**Directions:** Your copy of the material below should match it exactly, except that it holds no pictures.

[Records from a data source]
★ ★ ★ ★

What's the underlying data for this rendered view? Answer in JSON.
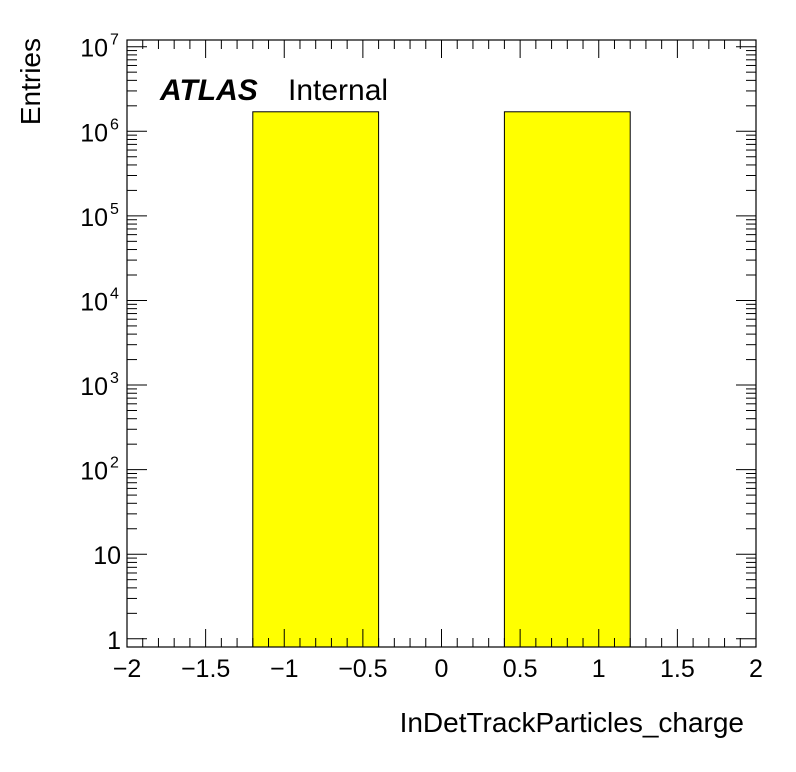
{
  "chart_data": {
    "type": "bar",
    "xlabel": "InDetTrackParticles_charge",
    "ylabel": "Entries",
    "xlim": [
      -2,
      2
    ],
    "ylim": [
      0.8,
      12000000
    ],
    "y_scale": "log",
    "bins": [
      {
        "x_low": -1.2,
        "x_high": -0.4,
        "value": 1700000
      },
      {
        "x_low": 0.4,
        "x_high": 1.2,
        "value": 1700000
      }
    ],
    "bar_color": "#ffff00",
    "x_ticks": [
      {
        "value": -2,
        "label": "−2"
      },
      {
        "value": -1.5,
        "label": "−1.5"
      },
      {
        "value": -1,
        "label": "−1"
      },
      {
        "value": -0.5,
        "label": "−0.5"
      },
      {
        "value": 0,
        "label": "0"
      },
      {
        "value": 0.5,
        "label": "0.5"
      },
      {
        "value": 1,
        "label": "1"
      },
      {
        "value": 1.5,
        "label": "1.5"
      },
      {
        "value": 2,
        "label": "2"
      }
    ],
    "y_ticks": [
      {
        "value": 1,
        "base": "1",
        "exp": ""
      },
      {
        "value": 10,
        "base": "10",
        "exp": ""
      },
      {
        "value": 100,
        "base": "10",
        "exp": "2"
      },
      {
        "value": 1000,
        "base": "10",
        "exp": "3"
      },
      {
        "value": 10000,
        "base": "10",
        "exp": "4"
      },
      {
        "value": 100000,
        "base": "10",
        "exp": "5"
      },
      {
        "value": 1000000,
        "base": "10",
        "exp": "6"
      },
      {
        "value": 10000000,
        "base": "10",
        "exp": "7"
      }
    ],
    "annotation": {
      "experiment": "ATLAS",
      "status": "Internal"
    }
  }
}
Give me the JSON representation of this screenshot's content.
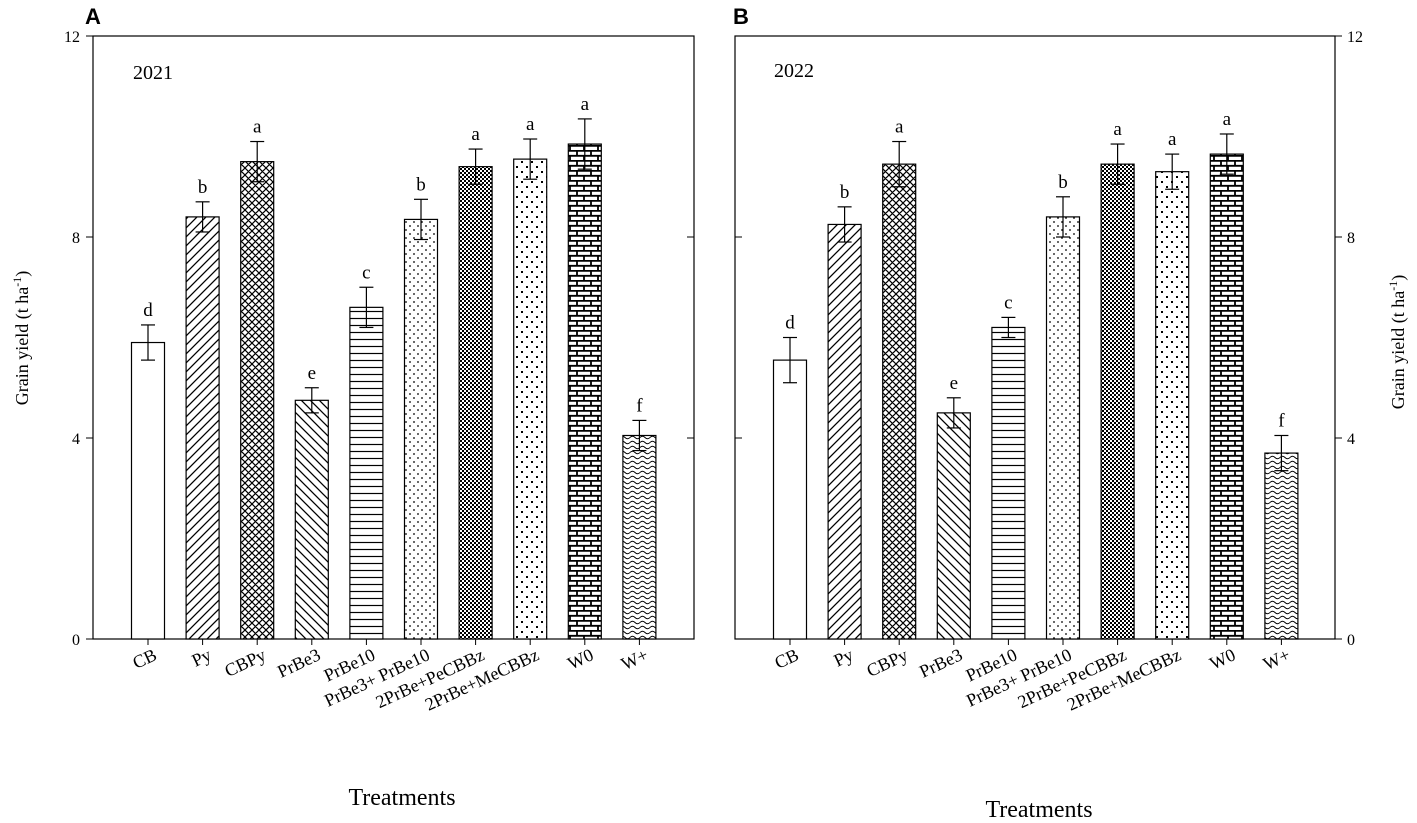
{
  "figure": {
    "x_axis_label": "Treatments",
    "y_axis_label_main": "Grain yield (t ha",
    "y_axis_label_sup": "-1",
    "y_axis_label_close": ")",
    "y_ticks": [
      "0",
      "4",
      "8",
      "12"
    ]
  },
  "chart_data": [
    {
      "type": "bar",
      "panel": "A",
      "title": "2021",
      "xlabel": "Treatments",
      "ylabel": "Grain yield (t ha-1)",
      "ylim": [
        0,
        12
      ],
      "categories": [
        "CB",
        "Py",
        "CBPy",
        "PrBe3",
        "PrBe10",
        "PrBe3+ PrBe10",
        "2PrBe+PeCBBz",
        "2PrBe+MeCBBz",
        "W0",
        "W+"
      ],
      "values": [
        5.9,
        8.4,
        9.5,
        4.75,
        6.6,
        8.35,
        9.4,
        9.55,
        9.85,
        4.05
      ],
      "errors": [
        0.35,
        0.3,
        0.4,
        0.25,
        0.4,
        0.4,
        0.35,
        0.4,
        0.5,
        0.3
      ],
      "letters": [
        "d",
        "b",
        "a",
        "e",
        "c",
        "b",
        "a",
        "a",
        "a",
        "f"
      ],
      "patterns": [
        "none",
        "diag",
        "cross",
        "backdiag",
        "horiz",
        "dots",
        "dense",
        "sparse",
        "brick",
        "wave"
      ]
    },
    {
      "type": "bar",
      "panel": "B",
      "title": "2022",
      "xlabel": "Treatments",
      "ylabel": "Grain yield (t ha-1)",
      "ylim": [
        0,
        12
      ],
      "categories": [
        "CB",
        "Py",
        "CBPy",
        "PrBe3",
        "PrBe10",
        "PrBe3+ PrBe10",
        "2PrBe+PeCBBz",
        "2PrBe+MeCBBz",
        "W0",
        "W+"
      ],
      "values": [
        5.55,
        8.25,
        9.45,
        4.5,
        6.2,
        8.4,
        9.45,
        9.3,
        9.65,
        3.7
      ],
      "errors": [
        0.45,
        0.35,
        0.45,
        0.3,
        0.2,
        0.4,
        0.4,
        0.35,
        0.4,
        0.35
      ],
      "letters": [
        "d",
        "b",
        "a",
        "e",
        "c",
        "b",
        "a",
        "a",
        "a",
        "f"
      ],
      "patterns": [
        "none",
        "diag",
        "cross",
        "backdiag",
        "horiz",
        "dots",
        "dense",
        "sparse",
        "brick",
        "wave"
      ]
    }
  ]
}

★ ★ ★ ★

**Task response:**
What's the underlying data for this rendered view? Answer in JSON.
{
  "chart_data": {
    "type": "bar",
    "xlabel": "InDetTrackParticles_charge",
    "ylabel": "Entries",
    "xlim": [
      -2,
      2
    ],
    "ylim": [
      0.8,
      12000000
    ],
    "y_scale": "log",
    "bins": [
      {
        "x_low": -1.2,
        "x_high": -0.4,
        "value": 1700000
      },
      {
        "x_low": 0.4,
        "x_high": 1.2,
        "value": 1700000
      }
    ],
    "bar_color": "#ffff00",
    "x_ticks": [
      {
        "value": -2,
        "label": "−2"
      },
      {
        "value": -1.5,
        "label": "−1.5"
      },
      {
        "value": -1,
        "label": "−1"
      },
      {
        "value": -0.5,
        "label": "−0.5"
      },
      {
        "value": 0,
        "label": "0"
      },
      {
        "value": 0.5,
        "label": "0.5"
      },
      {
        "value": 1,
        "label": "1"
      },
      {
        "value": 1.5,
        "label": "1.5"
      },
      {
        "value": 2,
        "label": "2"
      }
    ],
    "y_ticks": [
      {
        "value": 1,
        "base": "1",
        "exp": ""
      },
      {
        "value": 10,
        "base": "10",
        "exp": ""
      },
      {
        "value": 100,
        "base": "10",
        "exp": "2"
      },
      {
        "value": 1000,
        "base": "10",
        "exp": "3"
      },
      {
        "value": 10000,
        "base": "10",
        "exp": "4"
      },
      {
        "value": 100000,
        "base": "10",
        "exp": "5"
      },
      {
        "value": 1000000,
        "base": "10",
        "exp": "6"
      },
      {
        "value": 10000000,
        "base": "10",
        "exp": "7"
      }
    ],
    "annotation": {
      "experiment": "ATLAS",
      "status": "Internal"
    }
  }
}
Give me the JSON representation of this screenshot's content.
{
  "figure": {
    "x_axis_label": "Treatments",
    "y_axis_label_main": "Grain yield (t ha",
    "y_axis_label_sup": "-1",
    "y_axis_label_close": ")",
    "y_ticks": [
      "0",
      "4",
      "8",
      "12"
    ]
  },
  "chart_data": [
    {
      "type": "bar",
      "panel": "A",
      "title": "2021",
      "xlabel": "Treatments",
      "ylabel": "Grain yield (t ha-1)",
      "ylim": [
        0,
        12
      ],
      "categories": [
        "CB",
        "Py",
        "CBPy",
        "PrBe3",
        "PrBe10",
        "PrBe3+ PrBe10",
        "2PrBe+PeCBBz",
        "2PrBe+MeCBBz",
        "W0",
        "W+"
      ],
      "values": [
        5.9,
        8.4,
        9.5,
        4.75,
        6.6,
        8.35,
        9.4,
        9.55,
        9.85,
        4.05
      ],
      "errors": [
        0.35,
        0.3,
        0.4,
        0.25,
        0.4,
        0.4,
        0.35,
        0.4,
        0.5,
        0.3
      ],
      "letters": [
        "d",
        "b",
        "a",
        "e",
        "c",
        "b",
        "a",
        "a",
        "a",
        "f"
      ],
      "patterns": [
        "none",
        "diag",
        "cross",
        "backdiag",
        "horiz",
        "dots",
        "dense",
        "sparse",
        "brick",
        "wave"
      ]
    },
    {
      "type": "bar",
      "panel": "B",
      "title": "2022",
      "xlabel": "Treatments",
      "ylabel": "Grain yield (t ha-1)",
      "ylim": [
        0,
        12
      ],
      "categories": [
        "CB",
        "Py",
        "CBPy",
        "PrBe3",
        "PrBe10",
        "PrBe3+ PrBe10",
        "2PrBe+PeCBBz",
        "2PrBe+MeCBBz",
        "W0",
        "W+"
      ],
      "values": [
        5.55,
        8.25,
        9.45,
        4.5,
        6.2,
        8.4,
        9.45,
        9.3,
        9.65,
        3.7
      ],
      "errors": [
        0.45,
        0.35,
        0.45,
        0.3,
        0.2,
        0.4,
        0.4,
        0.35,
        0.4,
        0.35
      ],
      "letters": [
        "d",
        "b",
        "a",
        "e",
        "c",
        "b",
        "a",
        "a",
        "a",
        "f"
      ],
      "patterns": [
        "none",
        "diag",
        "cross",
        "backdiag",
        "horiz",
        "dots",
        "dense",
        "sparse",
        "brick",
        "wave"
      ]
    }
  ]
}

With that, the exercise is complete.